** PROVIDED RECORDS **
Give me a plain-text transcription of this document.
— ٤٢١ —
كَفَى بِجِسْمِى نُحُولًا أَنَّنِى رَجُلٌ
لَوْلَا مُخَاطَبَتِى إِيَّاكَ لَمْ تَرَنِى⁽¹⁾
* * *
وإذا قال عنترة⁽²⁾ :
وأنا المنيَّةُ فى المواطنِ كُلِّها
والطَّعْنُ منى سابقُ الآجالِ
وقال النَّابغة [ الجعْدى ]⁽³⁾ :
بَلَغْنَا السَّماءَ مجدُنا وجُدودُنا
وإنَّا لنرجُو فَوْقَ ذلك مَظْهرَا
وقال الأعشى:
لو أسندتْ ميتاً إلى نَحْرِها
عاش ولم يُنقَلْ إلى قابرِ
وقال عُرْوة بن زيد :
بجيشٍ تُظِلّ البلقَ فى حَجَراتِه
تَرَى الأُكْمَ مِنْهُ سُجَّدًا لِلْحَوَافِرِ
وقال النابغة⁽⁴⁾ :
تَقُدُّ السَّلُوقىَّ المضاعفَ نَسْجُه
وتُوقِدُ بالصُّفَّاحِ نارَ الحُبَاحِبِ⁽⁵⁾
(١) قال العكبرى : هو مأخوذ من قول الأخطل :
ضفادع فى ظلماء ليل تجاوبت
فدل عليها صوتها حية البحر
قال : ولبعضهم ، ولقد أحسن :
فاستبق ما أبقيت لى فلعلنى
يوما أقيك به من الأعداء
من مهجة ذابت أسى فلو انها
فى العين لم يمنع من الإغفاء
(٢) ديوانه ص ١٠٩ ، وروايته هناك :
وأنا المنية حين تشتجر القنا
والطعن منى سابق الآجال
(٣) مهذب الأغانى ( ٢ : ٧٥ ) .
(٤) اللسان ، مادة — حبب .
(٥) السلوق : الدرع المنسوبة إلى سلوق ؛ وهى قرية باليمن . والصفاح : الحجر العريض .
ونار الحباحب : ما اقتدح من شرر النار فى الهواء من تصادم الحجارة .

** REQUIRED TASK **
Recopy all the lines exactly as they appear.

** SOLUTION FOR THIS TASK **
Give me a plain-text transcription of this document.
— ٤٢١ —
كَفَى بِجِسْمِى نُحُولًا أَنَّنِى رَجُلٌ
لَوْلَا مُخَاطَبَتِى إِيَّاكَ لَمْ تَرَنِى⁽¹⁾
* * *
وإذا قال عنترة⁽²⁾ :
وأنا المنيَّةُ فى المواطنِ كُلِّها
والطَّعْنُ منى سابقُ الآجالِ
وقال النَّابغة [ الجعْدى ]⁽³⁾ :
بَلَغْنَا السَّماءَ مجدُنا وجُدودُنا
وإنَّا لنرجُو فَوْقَ ذلك مَظْهرَا
وقال الأعشى:
لو أسندتْ ميتاً إلى نَحْرِها
عاش ولم يُنقَلْ إلى قابرِ
وقال عُرْوة بن زيد :
بجيشٍ تُظِلّ البلقَ فى حَجَراتِه
تَرَى الأُكْمَ مِنْهُ سُجَّدًا لِلْحَوَافِرِ
وقال النابغة⁽⁴⁾ :
تَقُدُّ السَّلُوقىَّ المضاعفَ نَسْجُه
وتُوقِدُ بالصُّفَّاحِ نارَ الحُبَاحِبِ⁽⁵⁾
(١) قال العكبرى : هو مأخوذ من قول الأخطل :
ضفادع فى ظلماء ليل تجاوبت
فدل عليها صوتها حية البحر
قال : ولبعضهم ، ولقد أحسن :
فاستبق ما أبقيت لى فلعلنى
يوما أقيك به من الأعداء
من مهجة ذابت أسى فلو انها
فى العين لم يمنع من الإغفاء
(٢) ديوانه ص ١٠٩ ، وروايته هناك :
وأنا المنية حين تشتجر القنا
والطعن منى سابق الآجال
(٣) مهذب الأغانى ( ٢ : ٧٥ ) .
(٤) اللسان ، مادة — حبب .
(٥) السلوق : الدرع المنسوبة إلى سلوق ؛ وهى قرية باليمن . والصفاح : الحجر العريض .
ونار الحباحب : ما اقتدح من شرر النار فى الهواء من تصادم الحجارة .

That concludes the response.